[Collection entries]
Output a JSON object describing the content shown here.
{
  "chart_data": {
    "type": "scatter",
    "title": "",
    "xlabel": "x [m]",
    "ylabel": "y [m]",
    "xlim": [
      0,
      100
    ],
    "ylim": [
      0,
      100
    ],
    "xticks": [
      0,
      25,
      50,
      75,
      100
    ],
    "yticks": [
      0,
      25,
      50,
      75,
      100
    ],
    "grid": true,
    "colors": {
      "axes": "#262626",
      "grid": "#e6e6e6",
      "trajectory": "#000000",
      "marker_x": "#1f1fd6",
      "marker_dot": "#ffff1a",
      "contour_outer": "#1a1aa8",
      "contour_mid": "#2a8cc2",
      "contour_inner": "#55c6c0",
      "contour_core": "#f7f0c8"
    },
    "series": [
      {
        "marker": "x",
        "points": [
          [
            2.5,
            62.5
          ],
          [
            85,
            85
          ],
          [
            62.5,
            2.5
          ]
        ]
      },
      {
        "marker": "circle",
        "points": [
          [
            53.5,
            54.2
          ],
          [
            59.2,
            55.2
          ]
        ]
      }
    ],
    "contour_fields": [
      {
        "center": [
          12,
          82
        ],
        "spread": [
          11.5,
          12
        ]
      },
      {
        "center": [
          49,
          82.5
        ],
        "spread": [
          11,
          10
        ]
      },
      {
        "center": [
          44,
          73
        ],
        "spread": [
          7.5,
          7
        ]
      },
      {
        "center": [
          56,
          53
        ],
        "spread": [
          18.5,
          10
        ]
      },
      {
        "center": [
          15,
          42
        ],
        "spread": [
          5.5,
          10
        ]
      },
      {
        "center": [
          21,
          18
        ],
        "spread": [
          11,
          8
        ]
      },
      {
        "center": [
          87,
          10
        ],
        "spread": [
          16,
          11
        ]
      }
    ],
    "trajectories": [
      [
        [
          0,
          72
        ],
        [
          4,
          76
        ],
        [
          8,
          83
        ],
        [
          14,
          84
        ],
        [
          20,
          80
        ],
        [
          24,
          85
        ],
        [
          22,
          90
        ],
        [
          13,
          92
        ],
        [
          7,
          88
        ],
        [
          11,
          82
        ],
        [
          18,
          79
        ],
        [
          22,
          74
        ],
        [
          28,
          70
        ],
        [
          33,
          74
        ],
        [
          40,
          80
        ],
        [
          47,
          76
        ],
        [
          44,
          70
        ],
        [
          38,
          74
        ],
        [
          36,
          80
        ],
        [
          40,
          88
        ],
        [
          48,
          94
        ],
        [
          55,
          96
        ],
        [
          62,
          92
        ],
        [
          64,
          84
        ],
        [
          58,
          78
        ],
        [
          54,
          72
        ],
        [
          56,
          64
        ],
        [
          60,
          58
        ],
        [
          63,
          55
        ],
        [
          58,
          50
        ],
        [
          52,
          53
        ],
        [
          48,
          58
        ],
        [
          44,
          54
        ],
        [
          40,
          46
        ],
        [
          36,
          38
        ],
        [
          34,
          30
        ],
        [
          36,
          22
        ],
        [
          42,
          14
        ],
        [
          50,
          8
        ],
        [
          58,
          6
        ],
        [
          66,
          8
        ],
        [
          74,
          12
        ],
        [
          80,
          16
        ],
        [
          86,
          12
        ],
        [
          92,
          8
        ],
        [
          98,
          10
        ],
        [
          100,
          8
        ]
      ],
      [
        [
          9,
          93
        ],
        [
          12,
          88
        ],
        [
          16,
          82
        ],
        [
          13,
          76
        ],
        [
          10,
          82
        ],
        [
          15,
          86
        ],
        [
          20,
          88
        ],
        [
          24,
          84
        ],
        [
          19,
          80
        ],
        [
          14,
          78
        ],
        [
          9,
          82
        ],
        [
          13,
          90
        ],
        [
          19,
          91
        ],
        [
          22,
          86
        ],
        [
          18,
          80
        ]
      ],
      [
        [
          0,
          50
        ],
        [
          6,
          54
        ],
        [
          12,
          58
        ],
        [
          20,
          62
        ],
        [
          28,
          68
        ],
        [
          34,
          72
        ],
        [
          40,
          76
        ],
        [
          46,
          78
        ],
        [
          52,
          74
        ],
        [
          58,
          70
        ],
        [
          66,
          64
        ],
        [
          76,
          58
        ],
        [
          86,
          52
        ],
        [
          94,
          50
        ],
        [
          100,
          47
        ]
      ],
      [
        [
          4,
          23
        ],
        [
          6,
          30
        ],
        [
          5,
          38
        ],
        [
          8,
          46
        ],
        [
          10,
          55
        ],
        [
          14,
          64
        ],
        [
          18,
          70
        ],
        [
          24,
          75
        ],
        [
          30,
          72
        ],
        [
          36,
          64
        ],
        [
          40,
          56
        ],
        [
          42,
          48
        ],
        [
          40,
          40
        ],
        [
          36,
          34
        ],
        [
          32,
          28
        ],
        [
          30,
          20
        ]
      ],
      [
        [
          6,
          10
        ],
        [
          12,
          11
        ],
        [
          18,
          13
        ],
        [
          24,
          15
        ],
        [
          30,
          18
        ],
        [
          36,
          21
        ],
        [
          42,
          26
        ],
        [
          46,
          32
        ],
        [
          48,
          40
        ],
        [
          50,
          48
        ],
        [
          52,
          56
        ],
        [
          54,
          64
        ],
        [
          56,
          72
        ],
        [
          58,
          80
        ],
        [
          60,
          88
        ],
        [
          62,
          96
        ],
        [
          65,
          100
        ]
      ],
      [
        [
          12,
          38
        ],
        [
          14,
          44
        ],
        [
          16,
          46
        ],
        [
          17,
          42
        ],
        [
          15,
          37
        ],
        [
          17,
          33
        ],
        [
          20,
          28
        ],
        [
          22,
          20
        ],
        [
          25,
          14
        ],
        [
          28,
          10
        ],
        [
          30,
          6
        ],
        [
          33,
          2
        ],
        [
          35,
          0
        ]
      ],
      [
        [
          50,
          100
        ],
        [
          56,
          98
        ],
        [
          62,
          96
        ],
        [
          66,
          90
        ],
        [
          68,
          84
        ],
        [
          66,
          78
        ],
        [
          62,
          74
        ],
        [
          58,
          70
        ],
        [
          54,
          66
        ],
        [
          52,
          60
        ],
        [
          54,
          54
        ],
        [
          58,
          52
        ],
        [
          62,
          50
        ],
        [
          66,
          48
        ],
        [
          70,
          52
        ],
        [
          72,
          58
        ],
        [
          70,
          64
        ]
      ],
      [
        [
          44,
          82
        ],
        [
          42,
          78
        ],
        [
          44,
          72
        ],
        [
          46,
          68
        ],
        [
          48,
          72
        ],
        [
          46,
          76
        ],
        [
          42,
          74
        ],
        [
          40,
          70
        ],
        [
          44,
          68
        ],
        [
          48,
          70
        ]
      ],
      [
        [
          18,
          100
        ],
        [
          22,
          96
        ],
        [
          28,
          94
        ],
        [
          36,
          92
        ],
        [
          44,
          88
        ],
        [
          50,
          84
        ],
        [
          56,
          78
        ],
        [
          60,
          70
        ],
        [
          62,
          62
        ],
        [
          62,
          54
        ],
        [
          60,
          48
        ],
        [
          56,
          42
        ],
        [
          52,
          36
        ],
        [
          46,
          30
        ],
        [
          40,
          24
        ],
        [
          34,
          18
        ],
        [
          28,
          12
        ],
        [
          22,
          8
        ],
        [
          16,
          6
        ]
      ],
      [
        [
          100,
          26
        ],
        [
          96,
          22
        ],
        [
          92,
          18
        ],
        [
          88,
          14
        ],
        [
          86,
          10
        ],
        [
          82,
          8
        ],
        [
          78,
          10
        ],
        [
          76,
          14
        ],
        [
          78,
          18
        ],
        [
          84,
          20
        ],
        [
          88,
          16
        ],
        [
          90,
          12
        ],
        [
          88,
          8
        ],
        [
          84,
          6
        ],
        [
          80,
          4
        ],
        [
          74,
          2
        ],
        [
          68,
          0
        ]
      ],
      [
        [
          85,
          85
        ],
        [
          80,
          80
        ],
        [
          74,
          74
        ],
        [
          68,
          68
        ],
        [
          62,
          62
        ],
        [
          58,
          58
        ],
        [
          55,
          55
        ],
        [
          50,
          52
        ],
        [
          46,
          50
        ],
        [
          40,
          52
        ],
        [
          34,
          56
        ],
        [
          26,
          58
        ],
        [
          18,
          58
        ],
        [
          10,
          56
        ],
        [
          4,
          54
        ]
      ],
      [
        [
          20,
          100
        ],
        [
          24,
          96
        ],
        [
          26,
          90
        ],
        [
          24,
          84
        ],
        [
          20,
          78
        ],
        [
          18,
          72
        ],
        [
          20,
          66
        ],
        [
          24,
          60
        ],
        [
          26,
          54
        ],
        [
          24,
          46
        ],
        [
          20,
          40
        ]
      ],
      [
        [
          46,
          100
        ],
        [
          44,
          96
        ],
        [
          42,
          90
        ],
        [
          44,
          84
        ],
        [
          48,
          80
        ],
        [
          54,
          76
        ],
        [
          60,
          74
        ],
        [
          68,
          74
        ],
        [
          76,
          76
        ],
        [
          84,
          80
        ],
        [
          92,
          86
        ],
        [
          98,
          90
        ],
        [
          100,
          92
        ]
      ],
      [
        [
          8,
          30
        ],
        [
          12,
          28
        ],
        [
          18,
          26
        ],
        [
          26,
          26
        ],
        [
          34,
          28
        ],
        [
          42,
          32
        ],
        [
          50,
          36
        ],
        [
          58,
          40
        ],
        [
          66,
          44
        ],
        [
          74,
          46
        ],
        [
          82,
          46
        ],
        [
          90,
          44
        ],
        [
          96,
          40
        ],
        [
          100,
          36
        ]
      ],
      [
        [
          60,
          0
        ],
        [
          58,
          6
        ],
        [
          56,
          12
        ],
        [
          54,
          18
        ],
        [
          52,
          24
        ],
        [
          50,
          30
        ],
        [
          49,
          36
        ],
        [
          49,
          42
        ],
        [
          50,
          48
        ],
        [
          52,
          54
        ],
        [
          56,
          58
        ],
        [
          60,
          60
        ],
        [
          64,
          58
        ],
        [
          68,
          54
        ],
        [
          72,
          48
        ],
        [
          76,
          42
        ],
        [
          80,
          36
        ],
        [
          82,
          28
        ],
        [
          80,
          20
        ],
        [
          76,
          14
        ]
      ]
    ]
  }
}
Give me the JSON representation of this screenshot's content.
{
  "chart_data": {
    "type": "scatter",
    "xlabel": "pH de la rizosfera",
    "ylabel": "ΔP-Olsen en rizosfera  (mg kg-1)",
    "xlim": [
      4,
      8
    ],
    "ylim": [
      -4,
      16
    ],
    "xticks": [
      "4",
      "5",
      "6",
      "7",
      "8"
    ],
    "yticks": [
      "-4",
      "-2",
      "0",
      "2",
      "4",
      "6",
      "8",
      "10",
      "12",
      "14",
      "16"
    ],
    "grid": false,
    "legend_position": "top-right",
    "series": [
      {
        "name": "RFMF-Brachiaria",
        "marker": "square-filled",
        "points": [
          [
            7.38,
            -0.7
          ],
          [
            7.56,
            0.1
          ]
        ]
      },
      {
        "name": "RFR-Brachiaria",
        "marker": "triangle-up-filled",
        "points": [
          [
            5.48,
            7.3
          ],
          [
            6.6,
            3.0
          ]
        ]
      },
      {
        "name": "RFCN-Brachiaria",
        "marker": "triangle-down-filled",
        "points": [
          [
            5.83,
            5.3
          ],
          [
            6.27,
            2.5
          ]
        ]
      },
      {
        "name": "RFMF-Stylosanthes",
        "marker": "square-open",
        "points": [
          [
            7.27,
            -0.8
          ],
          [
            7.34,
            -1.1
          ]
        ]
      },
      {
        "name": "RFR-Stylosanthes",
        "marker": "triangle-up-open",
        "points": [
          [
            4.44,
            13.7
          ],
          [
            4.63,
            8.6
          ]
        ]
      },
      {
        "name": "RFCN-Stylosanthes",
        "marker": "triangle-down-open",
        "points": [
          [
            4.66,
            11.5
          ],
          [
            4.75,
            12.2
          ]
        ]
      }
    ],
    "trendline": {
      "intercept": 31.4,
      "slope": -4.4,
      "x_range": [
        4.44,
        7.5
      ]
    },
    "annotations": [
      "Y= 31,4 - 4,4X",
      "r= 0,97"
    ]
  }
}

YOUR GOAL — Search the entries for the word "filled" and pick out every line that holds it.

REPLY TO THE EXERCISE —
        "marker": "square-filled",
        "marker": "triangle-up-filled",
        "marker": "triangle-down-filled",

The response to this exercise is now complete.